■ EXERCISE TASK ■
Copy out the entries in full and with complete accuracy; pictures are excluded.

■ LISTED ENTRIES ■
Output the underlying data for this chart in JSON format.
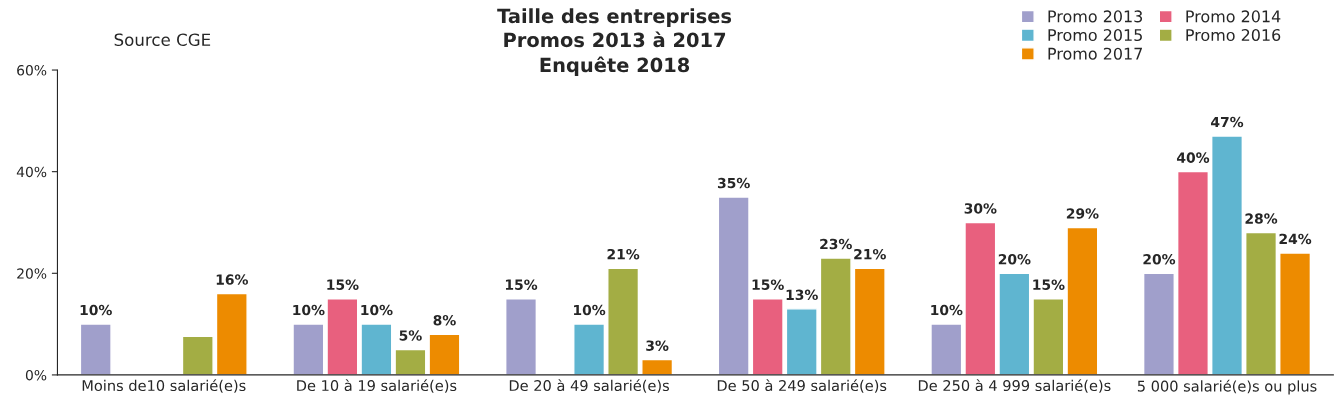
{
  "chart_data": {
    "type": "bar",
    "title": "Taille des entreprises\nPromos 2013 à 2017\nEnquête 2018",
    "annotations": [
      "Source CGE"
    ],
    "categories": [
      "Moins de10 salarié(e)s",
      "De 10 à 19 salarié(e)s",
      "De 20 à 49 salarié(e)s",
      "De 50 à 249 salarié(e)s",
      "De 250 à 4 999 salarié(e)s",
      "5 000 salarié(e)s ou plus"
    ],
    "series": [
      {
        "name": "Promo 2013",
        "color": "#a09fcb",
        "values": [
          10,
          10,
          15,
          35,
          10,
          20
        ],
        "value_labels": [
          "10%",
          "10%",
          "15%",
          "35%",
          "10%",
          "20%"
        ]
      },
      {
        "name": "Promo 2014",
        "color": "#e8607e",
        "values": [
          null,
          15,
          null,
          15,
          30,
          40
        ],
        "value_labels": [
          null,
          "15%",
          null,
          "15%",
          "30%",
          "40%"
        ]
      },
      {
        "name": "Promo 2015",
        "color": "#5fb5d0",
        "values": [
          null,
          10,
          10,
          13,
          20,
          47
        ],
        "value_labels": [
          null,
          "10%",
          "10%",
          "13%",
          "20%",
          "47%"
        ]
      },
      {
        "name": "Promo 2016",
        "color": "#a3ad44",
        "values": [
          7.6,
          5,
          21,
          23,
          15,
          28
        ],
        "value_labels": [
          null,
          "5%",
          "21%",
          "23%",
          "15%",
          "28%"
        ]
      },
      {
        "name": "Promo 2017",
        "color": "#ed8b00",
        "values": [
          16,
          8,
          3,
          21,
          29,
          24
        ],
        "value_labels": [
          "16%",
          "8%",
          "3%",
          "21%",
          "29%",
          "24%"
        ]
      }
    ],
    "ylim": [
      0,
      60
    ],
    "yticks": [
      {
        "value": 0,
        "label": "0%"
      },
      {
        "value": 20,
        "label": "20%"
      },
      {
        "value": 40,
        "label": "40%"
      },
      {
        "value": 60,
        "label": "60%"
      }
    ],
    "grid": false,
    "legend": "top right"
  }
}
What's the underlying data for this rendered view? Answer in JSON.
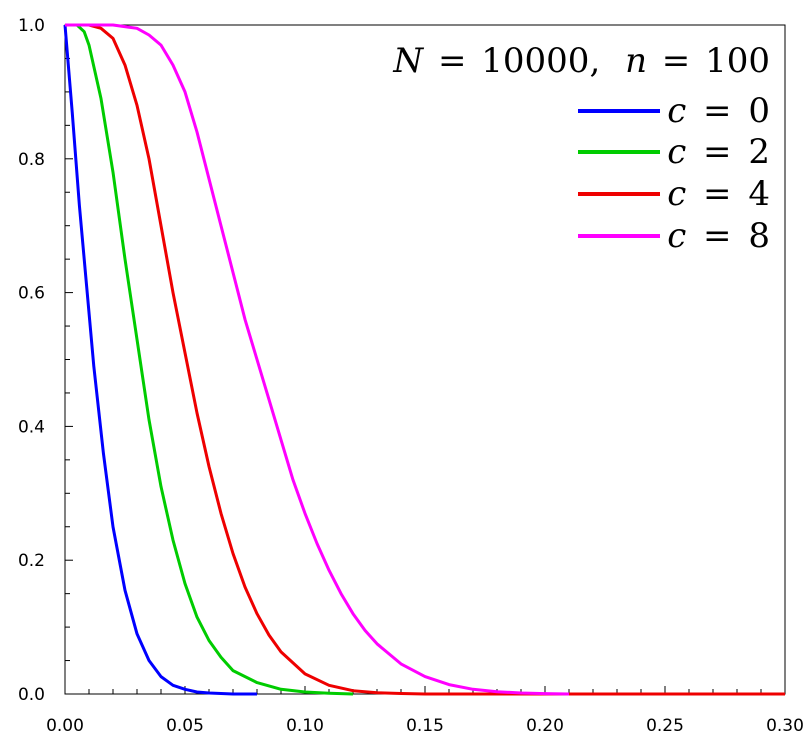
{
  "chart_data": {
    "type": "line",
    "title": "",
    "xlabel": "",
    "ylabel": "",
    "xlim": [
      0.0,
      0.3
    ],
    "ylim": [
      0.0,
      1.0
    ],
    "x_ticks": [
      "0.00",
      "0.05",
      "0.10",
      "0.15",
      "0.20",
      "0.25",
      "0.30"
    ],
    "y_ticks": [
      "0.0",
      "0.2",
      "0.4",
      "0.6",
      "0.8",
      "1.0"
    ],
    "grid": false,
    "legend_position": "top-right",
    "annotation": {
      "N_symbol": "N",
      "eq1": "=",
      "N_value": "10000,",
      "n_symbol": "n",
      "eq2": "=",
      "n_value": "100"
    },
    "series": [
      {
        "label_symbol": "c",
        "label_eq": "=",
        "label_value": "0",
        "color": "#0000ff",
        "x": [
          0.0,
          0.003,
          0.006,
          0.009,
          0.012,
          0.016,
          0.02,
          0.025,
          0.03,
          0.035,
          0.04,
          0.045,
          0.05,
          0.055,
          0.06,
          0.07,
          0.08
        ],
        "y": [
          1.0,
          0.87,
          0.73,
          0.61,
          0.49,
          0.36,
          0.25,
          0.155,
          0.09,
          0.05,
          0.026,
          0.013,
          0.007,
          0.003,
          0.0015,
          0.0,
          0.0
        ]
      },
      {
        "label_symbol": "c",
        "label_eq": "=",
        "label_value": "2",
        "color": "#00cc00",
        "x": [
          0.0,
          0.005,
          0.008,
          0.01,
          0.015,
          0.02,
          0.025,
          0.03,
          0.035,
          0.04,
          0.045,
          0.05,
          0.055,
          0.06,
          0.065,
          0.07,
          0.08,
          0.09,
          0.1,
          0.11,
          0.12
        ],
        "y": [
          1.0,
          1.0,
          0.99,
          0.97,
          0.89,
          0.78,
          0.65,
          0.53,
          0.41,
          0.31,
          0.23,
          0.165,
          0.115,
          0.08,
          0.055,
          0.035,
          0.017,
          0.007,
          0.003,
          0.0012,
          0.0
        ]
      },
      {
        "label_symbol": "c",
        "label_eq": "=",
        "label_value": "4",
        "color": "#ee0000",
        "x": [
          0.0,
          0.01,
          0.015,
          0.02,
          0.025,
          0.03,
          0.035,
          0.04,
          0.045,
          0.05,
          0.055,
          0.06,
          0.065,
          0.07,
          0.075,
          0.08,
          0.085,
          0.09,
          0.1,
          0.11,
          0.12,
          0.13,
          0.14,
          0.15,
          0.3
        ],
        "y": [
          1.0,
          1.0,
          0.995,
          0.98,
          0.94,
          0.88,
          0.8,
          0.7,
          0.6,
          0.51,
          0.42,
          0.34,
          0.27,
          0.21,
          0.16,
          0.12,
          0.088,
          0.063,
          0.03,
          0.013,
          0.005,
          0.002,
          0.0007,
          0.0,
          0.0
        ]
      },
      {
        "label_symbol": "c",
        "label_eq": "=",
        "label_value": "8",
        "color": "#ff00ff",
        "x": [
          0.0,
          0.02,
          0.03,
          0.035,
          0.04,
          0.045,
          0.05,
          0.055,
          0.06,
          0.065,
          0.07,
          0.075,
          0.08,
          0.085,
          0.09,
          0.095,
          0.1,
          0.105,
          0.11,
          0.115,
          0.12,
          0.125,
          0.13,
          0.14,
          0.15,
          0.16,
          0.17,
          0.18,
          0.19,
          0.2,
          0.21
        ],
        "y": [
          1.0,
          1.0,
          0.995,
          0.985,
          0.97,
          0.94,
          0.9,
          0.84,
          0.77,
          0.7,
          0.63,
          0.56,
          0.5,
          0.44,
          0.38,
          0.32,
          0.27,
          0.225,
          0.185,
          0.15,
          0.12,
          0.095,
          0.075,
          0.045,
          0.026,
          0.014,
          0.007,
          0.0035,
          0.0015,
          0.0006,
          0.0
        ]
      }
    ]
  }
}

■ EXERCISE OUTPUT ■
Output the underlying data for this chart in JSON format.
{
  "chart_data": {
    "type": "bar",
    "title": "Taille des entreprises\nPromos 2013 à 2017\nEnquête 2018",
    "annotations": [
      "Source CGE"
    ],
    "categories": [
      "Moins de10 salarié(e)s",
      "De 10 à 19 salarié(e)s",
      "De 20 à 49 salarié(e)s",
      "De 50 à 249 salarié(e)s",
      "De 250 à 4 999 salarié(e)s",
      "5 000 salarié(e)s ou plus"
    ],
    "series": [
      {
        "name": "Promo 2013",
        "color": "#a09fcb",
        "values": [
          10,
          10,
          15,
          35,
          10,
          20
        ],
        "value_labels": [
          "10%",
          "10%",
          "15%",
          "35%",
          "10%",
          "20%"
        ]
      },
      {
        "name": "Promo 2014",
        "color": "#e8607e",
        "values": [
          null,
          15,
          null,
          15,
          30,
          40
        ],
        "value_labels": [
          null,
          "15%",
          null,
          "15%",
          "30%",
          "40%"
        ]
      },
      {
        "name": "Promo 2015",
        "color": "#5fb5d0",
        "values": [
          null,
          10,
          10,
          13,
          20,
          47
        ],
        "value_labels": [
          null,
          "10%",
          "10%",
          "13%",
          "20%",
          "47%"
        ]
      },
      {
        "name": "Promo 2016",
        "color": "#a3ad44",
        "values": [
          7.6,
          5,
          21,
          23,
          15,
          28
        ],
        "value_labels": [
          null,
          "5%",
          "21%",
          "23%",
          "15%",
          "28%"
        ]
      },
      {
        "name": "Promo 2017",
        "color": "#ed8b00",
        "values": [
          16,
          8,
          3,
          21,
          29,
          24
        ],
        "value_labels": [
          "16%",
          "8%",
          "3%",
          "21%",
          "29%",
          "24%"
        ]
      }
    ],
    "ylim": [
      0,
      60
    ],
    "yticks": [
      {
        "value": 0,
        "label": "0%"
      },
      {
        "value": 20,
        "label": "20%"
      },
      {
        "value": 40,
        "label": "40%"
      },
      {
        "value": 60,
        "label": "60%"
      }
    ],
    "grid": false,
    "legend": "top right"
  }
}
What's the underlying data for this rendered view? Answer in JSON.
{
  "chart_data": {
    "type": "line",
    "title": "",
    "xlabel": "",
    "ylabel": "",
    "xlim": [
      0.0,
      0.3
    ],
    "ylim": [
      0.0,
      1.0
    ],
    "x_ticks": [
      "0.00",
      "0.05",
      "0.10",
      "0.15",
      "0.20",
      "0.25",
      "0.30"
    ],
    "y_ticks": [
      "0.0",
      "0.2",
      "0.4",
      "0.6",
      "0.8",
      "1.0"
    ],
    "grid": false,
    "legend_position": "top-right",
    "annotation": {
      "N_symbol": "N",
      "eq1": "=",
      "N_value": "10000,",
      "n_symbol": "n",
      "eq2": "=",
      "n_value": "100"
    },
    "series": [
      {
        "label_symbol": "c",
        "label_eq": "=",
        "label_value": "0",
        "color": "#0000ff",
        "x": [
          0.0,
          0.003,
          0.006,
          0.009,
          0.012,
          0.016,
          0.02,
          0.025,
          0.03,
          0.035,
          0.04,
          0.045,
          0.05,
          0.055,
          0.06,
          0.07,
          0.08
        ],
        "y": [
          1.0,
          0.87,
          0.73,
          0.61,
          0.49,
          0.36,
          0.25,
          0.155,
          0.09,
          0.05,
          0.026,
          0.013,
          0.007,
          0.003,
          0.0015,
          0.0,
          0.0
        ]
      },
      {
        "label_symbol": "c",
        "label_eq": "=",
        "label_value": "2",
        "color": "#00cc00",
        "x": [
          0.0,
          0.005,
          0.008,
          0.01,
          0.015,
          0.02,
          0.025,
          0.03,
          0.035,
          0.04,
          0.045,
          0.05,
          0.055,
          0.06,
          0.065,
          0.07,
          0.08,
          0.09,
          0.1,
          0.11,
          0.12
        ],
        "y": [
          1.0,
          1.0,
          0.99,
          0.97,
          0.89,
          0.78,
          0.65,
          0.53,
          0.41,
          0.31,
          0.23,
          0.165,
          0.115,
          0.08,
          0.055,
          0.035,
          0.017,
          0.007,
          0.003,
          0.0012,
          0.0
        ]
      },
      {
        "label_symbol": "c",
        "label_eq": "=",
        "label_value": "4",
        "color": "#ee0000",
        "x": [
          0.0,
          0.01,
          0.015,
          0.02,
          0.025,
          0.03,
          0.035,
          0.04,
          0.045,
          0.05,
          0.055,
          0.06,
          0.065,
          0.07,
          0.075,
          0.08,
          0.085,
          0.09,
          0.1,
          0.11,
          0.12,
          0.13,
          0.14,
          0.15,
          0.3
        ],
        "y": [
          1.0,
          1.0,
          0.995,
          0.98,
          0.94,
          0.88,
          0.8,
          0.7,
          0.6,
          0.51,
          0.42,
          0.34,
          0.27,
          0.21,
          0.16,
          0.12,
          0.088,
          0.063,
          0.03,
          0.013,
          0.005,
          0.002,
          0.0007,
          0.0,
          0.0
        ]
      },
      {
        "label_symbol": "c",
        "label_eq": "=",
        "label_value": "8",
        "color": "#ff00ff",
        "x": [
          0.0,
          0.02,
          0.03,
          0.035,
          0.04,
          0.045,
          0.05,
          0.055,
          0.06,
          0.065,
          0.07,
          0.075,
          0.08,
          0.085,
          0.09,
          0.095,
          0.1,
          0.105,
          0.11,
          0.115,
          0.12,
          0.125,
          0.13,
          0.14,
          0.15,
          0.16,
          0.17,
          0.18,
          0.19,
          0.2,
          0.21
        ],
        "y": [
          1.0,
          1.0,
          0.995,
          0.985,
          0.97,
          0.94,
          0.9,
          0.84,
          0.77,
          0.7,
          0.63,
          0.56,
          0.5,
          0.44,
          0.38,
          0.32,
          0.27,
          0.225,
          0.185,
          0.15,
          0.12,
          0.095,
          0.075,
          0.045,
          0.026,
          0.014,
          0.007,
          0.0035,
          0.0015,
          0.0006,
          0.0
        ]
      }
    ]
  }
}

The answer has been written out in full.